**Request**
Copy the data that follows exactly. Include no pictures.

(Records from a collection)
....

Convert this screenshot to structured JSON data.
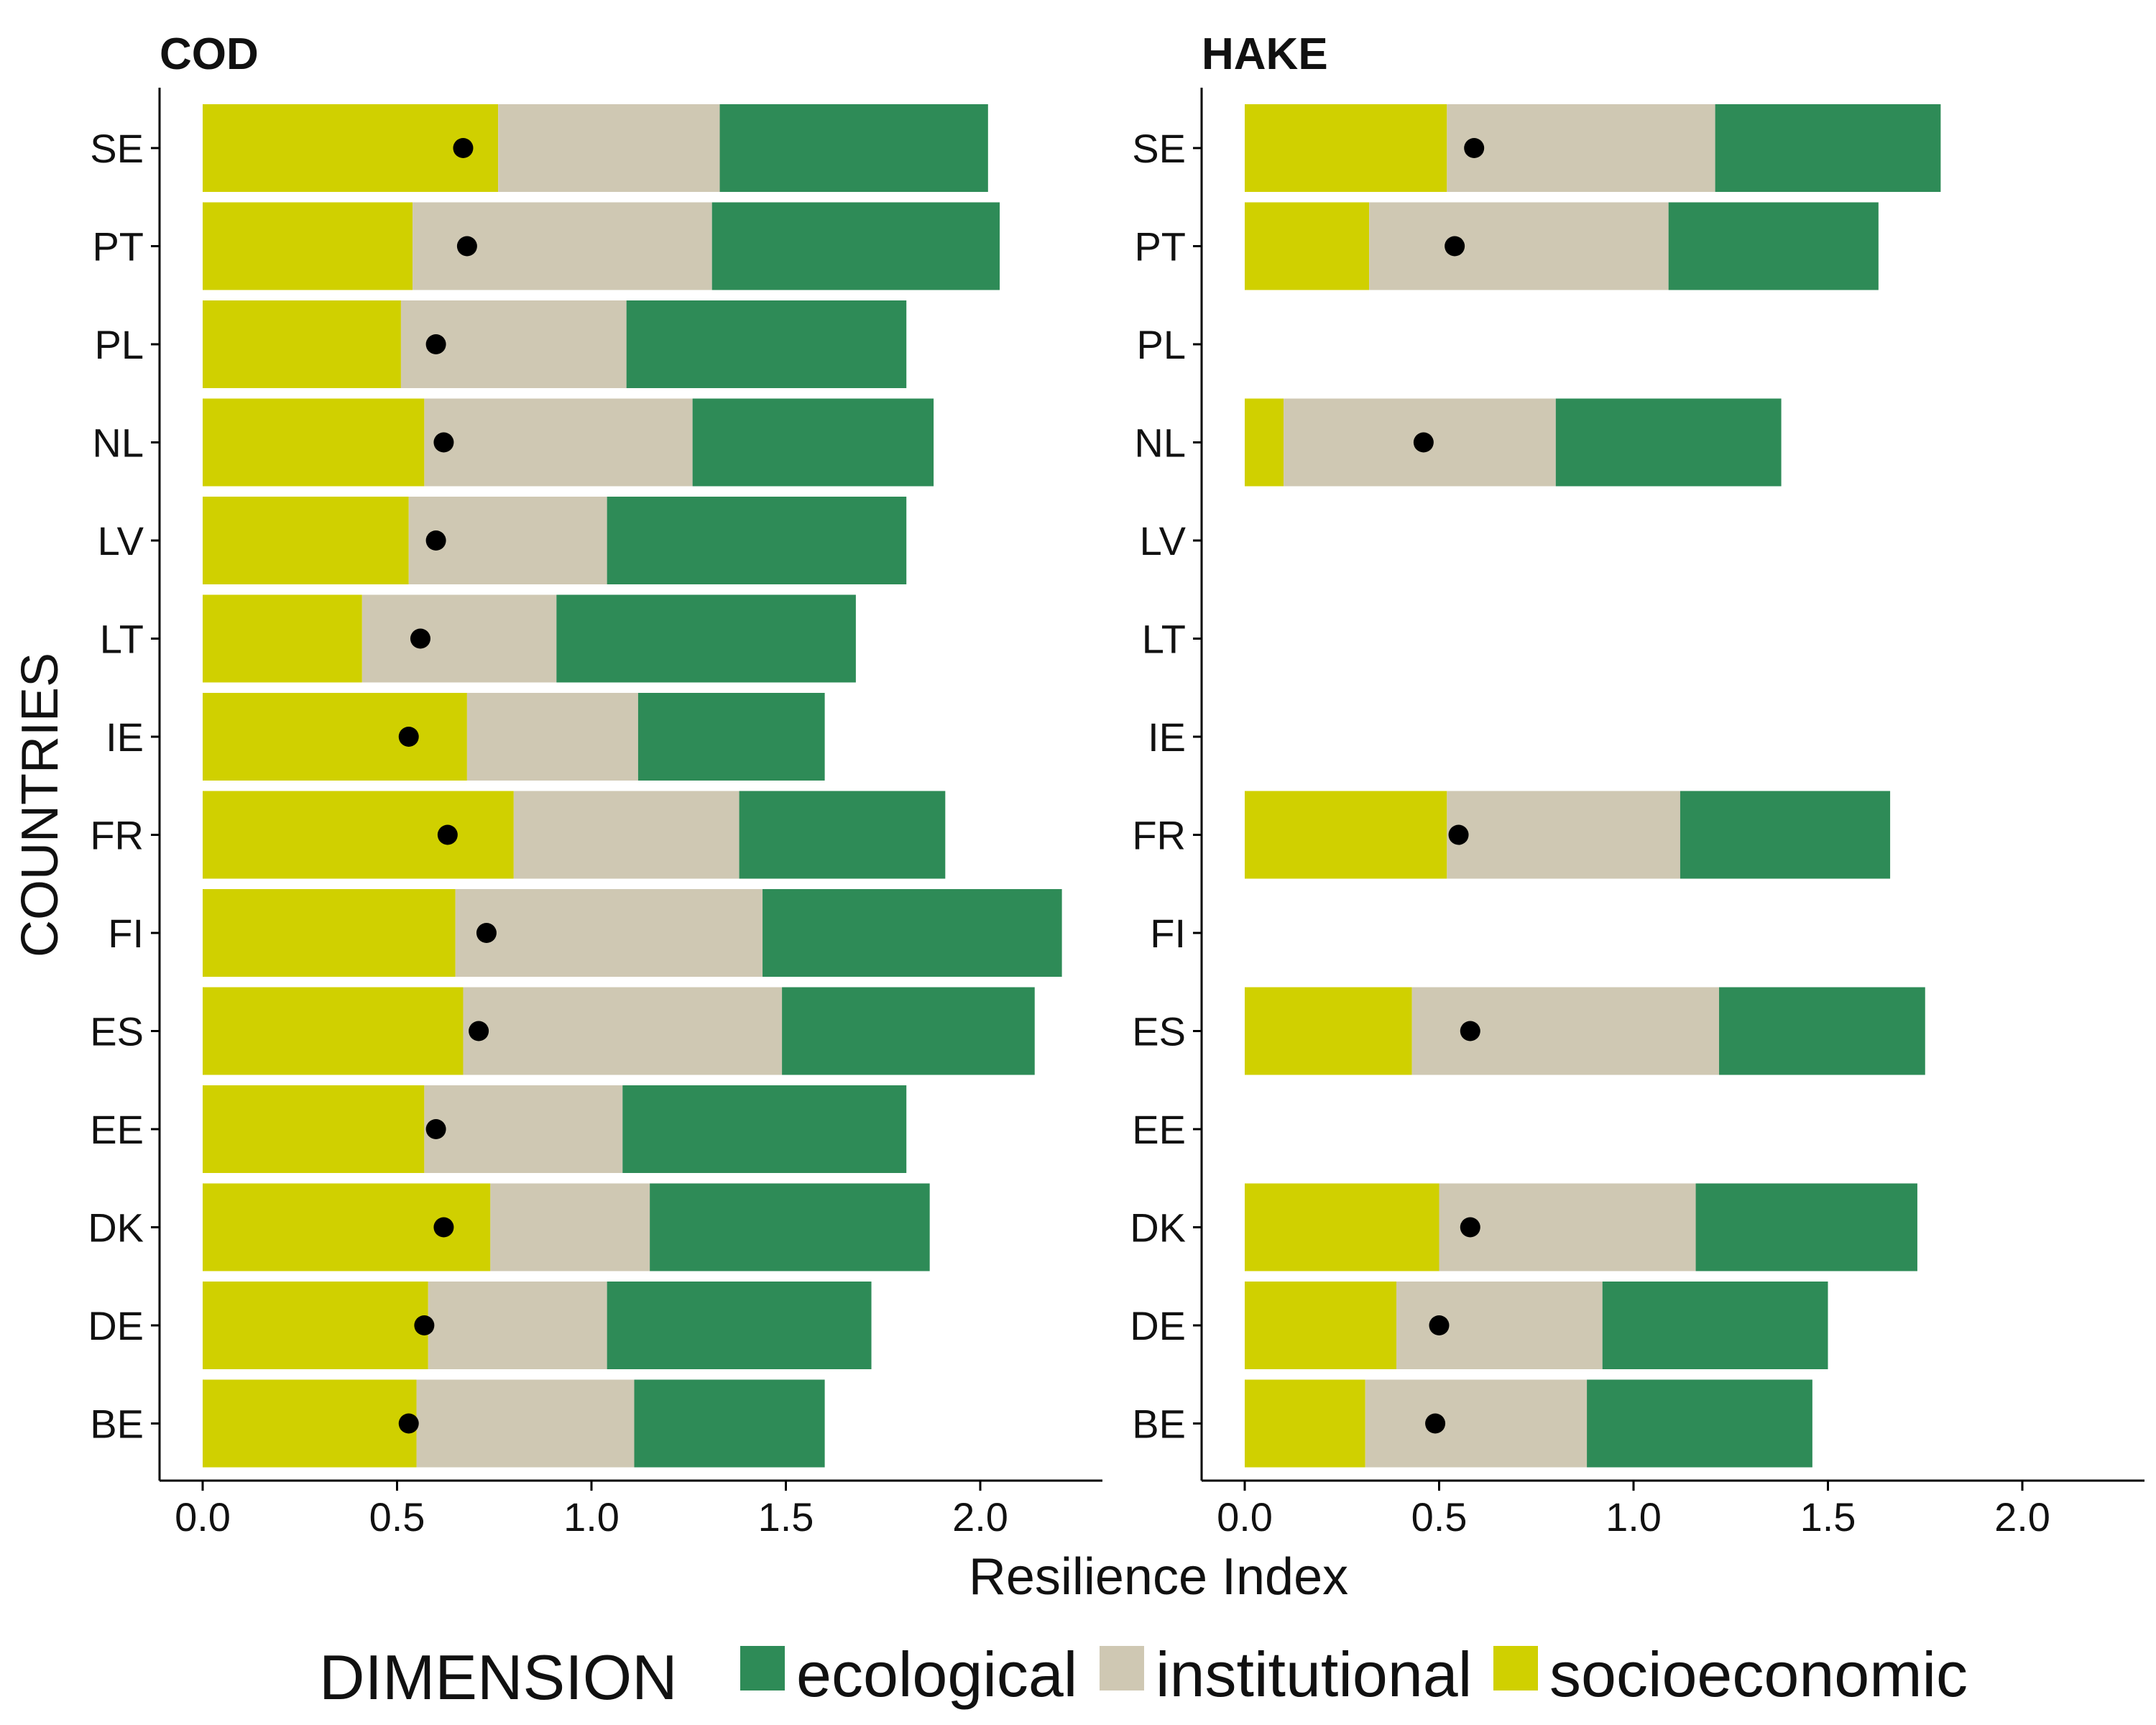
{
  "chart_data": {
    "type": "bar",
    "orientation": "horizontal",
    "stacked": true,
    "xlabel": "Resilience Index",
    "ylabel": "COUNTRIES",
    "xlim": [
      0,
      2.2
    ],
    "xticks": [
      "0.0",
      "0.5",
      "1.0",
      "1.5",
      "2.0"
    ],
    "grid": false,
    "legend": {
      "title": "DIMENSION",
      "position": "bottom",
      "entries": [
        {
          "key": "ecological",
          "label": "ecological",
          "color": "#2e8b57"
        },
        {
          "key": "institutional",
          "label": "institutional",
          "color": "#cfc8b3"
        },
        {
          "key": "socioeconomic",
          "label": "socioeconomic",
          "color": "#d0d000"
        }
      ]
    },
    "point_color": "#000000",
    "categories": [
      "SE",
      "PT",
      "PL",
      "NL",
      "LV",
      "LT",
      "IE",
      "FR",
      "FI",
      "ES",
      "EE",
      "DK",
      "DE",
      "BE"
    ],
    "panels": [
      {
        "title": "COD",
        "rows": [
          {
            "country": "SE",
            "socioeconomic": 0.76,
            "institutional": 0.57,
            "ecological": 0.69,
            "point": 0.67
          },
          {
            "country": "PT",
            "socioeconomic": 0.54,
            "institutional": 0.77,
            "ecological": 0.74,
            "point": 0.68
          },
          {
            "country": "PL",
            "socioeconomic": 0.51,
            "institutional": 0.58,
            "ecological": 0.72,
            "point": 0.6
          },
          {
            "country": "NL",
            "socioeconomic": 0.57,
            "institutional": 0.69,
            "ecological": 0.62,
            "point": 0.62
          },
          {
            "country": "LV",
            "socioeconomic": 0.53,
            "institutional": 0.51,
            "ecological": 0.77,
            "point": 0.6
          },
          {
            "country": "LT",
            "socioeconomic": 0.41,
            "institutional": 0.5,
            "ecological": 0.77,
            "point": 0.56
          },
          {
            "country": "IE",
            "socioeconomic": 0.68,
            "institutional": 0.44,
            "ecological": 0.48,
            "point": 0.53
          },
          {
            "country": "FR",
            "socioeconomic": 0.8,
            "institutional": 0.58,
            "ecological": 0.53,
            "point": 0.63
          },
          {
            "country": "FI",
            "socioeconomic": 0.65,
            "institutional": 0.79,
            "ecological": 0.77,
            "point": 0.73
          },
          {
            "country": "ES",
            "socioeconomic": 0.67,
            "institutional": 0.82,
            "ecological": 0.65,
            "point": 0.71
          },
          {
            "country": "EE",
            "socioeconomic": 0.57,
            "institutional": 0.51,
            "ecological": 0.73,
            "point": 0.6
          },
          {
            "country": "DK",
            "socioeconomic": 0.74,
            "institutional": 0.41,
            "ecological": 0.72,
            "point": 0.62
          },
          {
            "country": "DE",
            "socioeconomic": 0.58,
            "institutional": 0.46,
            "ecological": 0.68,
            "point": 0.57
          },
          {
            "country": "BE",
            "socioeconomic": 0.55,
            "institutional": 0.56,
            "ecological": 0.49,
            "point": 0.53
          }
        ]
      },
      {
        "title": "HAKE",
        "rows": [
          {
            "country": "SE",
            "socioeconomic": 0.52,
            "institutional": 0.69,
            "ecological": 0.58,
            "point": 0.59
          },
          {
            "country": "PT",
            "socioeconomic": 0.32,
            "institutional": 0.77,
            "ecological": 0.54,
            "point": 0.54
          },
          {
            "country": "PL"
          },
          {
            "country": "NL",
            "socioeconomic": 0.1,
            "institutional": 0.7,
            "ecological": 0.58,
            "point": 0.46
          },
          {
            "country": "LV"
          },
          {
            "country": "LT"
          },
          {
            "country": "IE"
          },
          {
            "country": "FR",
            "socioeconomic": 0.52,
            "institutional": 0.6,
            "ecological": 0.54,
            "point": 0.55
          },
          {
            "country": "FI"
          },
          {
            "country": "ES",
            "socioeconomic": 0.43,
            "institutional": 0.79,
            "ecological": 0.53,
            "point": 0.58
          },
          {
            "country": "EE"
          },
          {
            "country": "DK",
            "socioeconomic": 0.5,
            "institutional": 0.66,
            "ecological": 0.57,
            "point": 0.58
          },
          {
            "country": "DE",
            "socioeconomic": 0.39,
            "institutional": 0.53,
            "ecological": 0.58,
            "point": 0.5
          },
          {
            "country": "BE",
            "socioeconomic": 0.31,
            "institutional": 0.57,
            "ecological": 0.58,
            "point": 0.49
          }
        ]
      }
    ]
  }
}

....

**Answer to the problem**
Convert this screenshot to structured JSON data.
{
  "chart_data": {
    "type": "bar",
    "orientation": "horizontal",
    "stacked": true,
    "xlabel": "Resilience Index",
    "ylabel": "COUNTRIES",
    "xlim": [
      0,
      2.2
    ],
    "xticks": [
      "0.0",
      "0.5",
      "1.0",
      "1.5",
      "2.0"
    ],
    "grid": false,
    "legend": {
      "title": "DIMENSION",
      "position": "bottom",
      "entries": [
        {
          "key": "ecological",
          "label": "ecological",
          "color": "#2e8b57"
        },
        {
          "key": "institutional",
          "label": "institutional",
          "color": "#cfc8b3"
        },
        {
          "key": "socioeconomic",
          "label": "socioeconomic",
          "color": "#d0d000"
        }
      ]
    },
    "point_color": "#000000",
    "categories": [
      "SE",
      "PT",
      "PL",
      "NL",
      "LV",
      "LT",
      "IE",
      "FR",
      "FI",
      "ES",
      "EE",
      "DK",
      "DE",
      "BE"
    ],
    "panels": [
      {
        "title": "COD",
        "rows": [
          {
            "country": "SE",
            "socioeconomic": 0.76,
            "institutional": 0.57,
            "ecological": 0.69,
            "point": 0.67
          },
          {
            "country": "PT",
            "socioeconomic": 0.54,
            "institutional": 0.77,
            "ecological": 0.74,
            "point": 0.68
          },
          {
            "country": "PL",
            "socioeconomic": 0.51,
            "institutional": 0.58,
            "ecological": 0.72,
            "point": 0.6
          },
          {
            "country": "NL",
            "socioeconomic": 0.57,
            "institutional": 0.69,
            "ecological": 0.62,
            "point": 0.62
          },
          {
            "country": "LV",
            "socioeconomic": 0.53,
            "institutional": 0.51,
            "ecological": 0.77,
            "point": 0.6
          },
          {
            "country": "LT",
            "socioeconomic": 0.41,
            "institutional": 0.5,
            "ecological": 0.77,
            "point": 0.56
          },
          {
            "country": "IE",
            "socioeconomic": 0.68,
            "institutional": 0.44,
            "ecological": 0.48,
            "point": 0.53
          },
          {
            "country": "FR",
            "socioeconomic": 0.8,
            "institutional": 0.58,
            "ecological": 0.53,
            "point": 0.63
          },
          {
            "country": "FI",
            "socioeconomic": 0.65,
            "institutional": 0.79,
            "ecological": 0.77,
            "point": 0.73
          },
          {
            "country": "ES",
            "socioeconomic": 0.67,
            "institutional": 0.82,
            "ecological": 0.65,
            "point": 0.71
          },
          {
            "country": "EE",
            "socioeconomic": 0.57,
            "institutional": 0.51,
            "ecological": 0.73,
            "point": 0.6
          },
          {
            "country": "DK",
            "socioeconomic": 0.74,
            "institutional": 0.41,
            "ecological": 0.72,
            "point": 0.62
          },
          {
            "country": "DE",
            "socioeconomic": 0.58,
            "institutional": 0.46,
            "ecological": 0.68,
            "point": 0.57
          },
          {
            "country": "BE",
            "socioeconomic": 0.55,
            "institutional": 0.56,
            "ecological": 0.49,
            "point": 0.53
          }
        ]
      },
      {
        "title": "HAKE",
        "rows": [
          {
            "country": "SE",
            "socioeconomic": 0.52,
            "institutional": 0.69,
            "ecological": 0.58,
            "point": 0.59
          },
          {
            "country": "PT",
            "socioeconomic": 0.32,
            "institutional": 0.77,
            "ecological": 0.54,
            "point": 0.54
          },
          {
            "country": "PL"
          },
          {
            "country": "NL",
            "socioeconomic": 0.1,
            "institutional": 0.7,
            "ecological": 0.58,
            "point": 0.46
          },
          {
            "country": "LV"
          },
          {
            "country": "LT"
          },
          {
            "country": "IE"
          },
          {
            "country": "FR",
            "socioeconomic": 0.52,
            "institutional": 0.6,
            "ecological": 0.54,
            "point": 0.55
          },
          {
            "country": "FI"
          },
          {
            "country": "ES",
            "socioeconomic": 0.43,
            "institutional": 0.79,
            "ecological": 0.53,
            "point": 0.58
          },
          {
            "country": "EE"
          },
          {
            "country": "DK",
            "socioeconomic": 0.5,
            "institutional": 0.66,
            "ecological": 0.57,
            "point": 0.58
          },
          {
            "country": "DE",
            "socioeconomic": 0.39,
            "institutional": 0.53,
            "ecological": 0.58,
            "point": 0.5
          },
          {
            "country": "BE",
            "socioeconomic": 0.31,
            "institutional": 0.57,
            "ecological": 0.58,
            "point": 0.49
          }
        ]
      }
    ]
  }
}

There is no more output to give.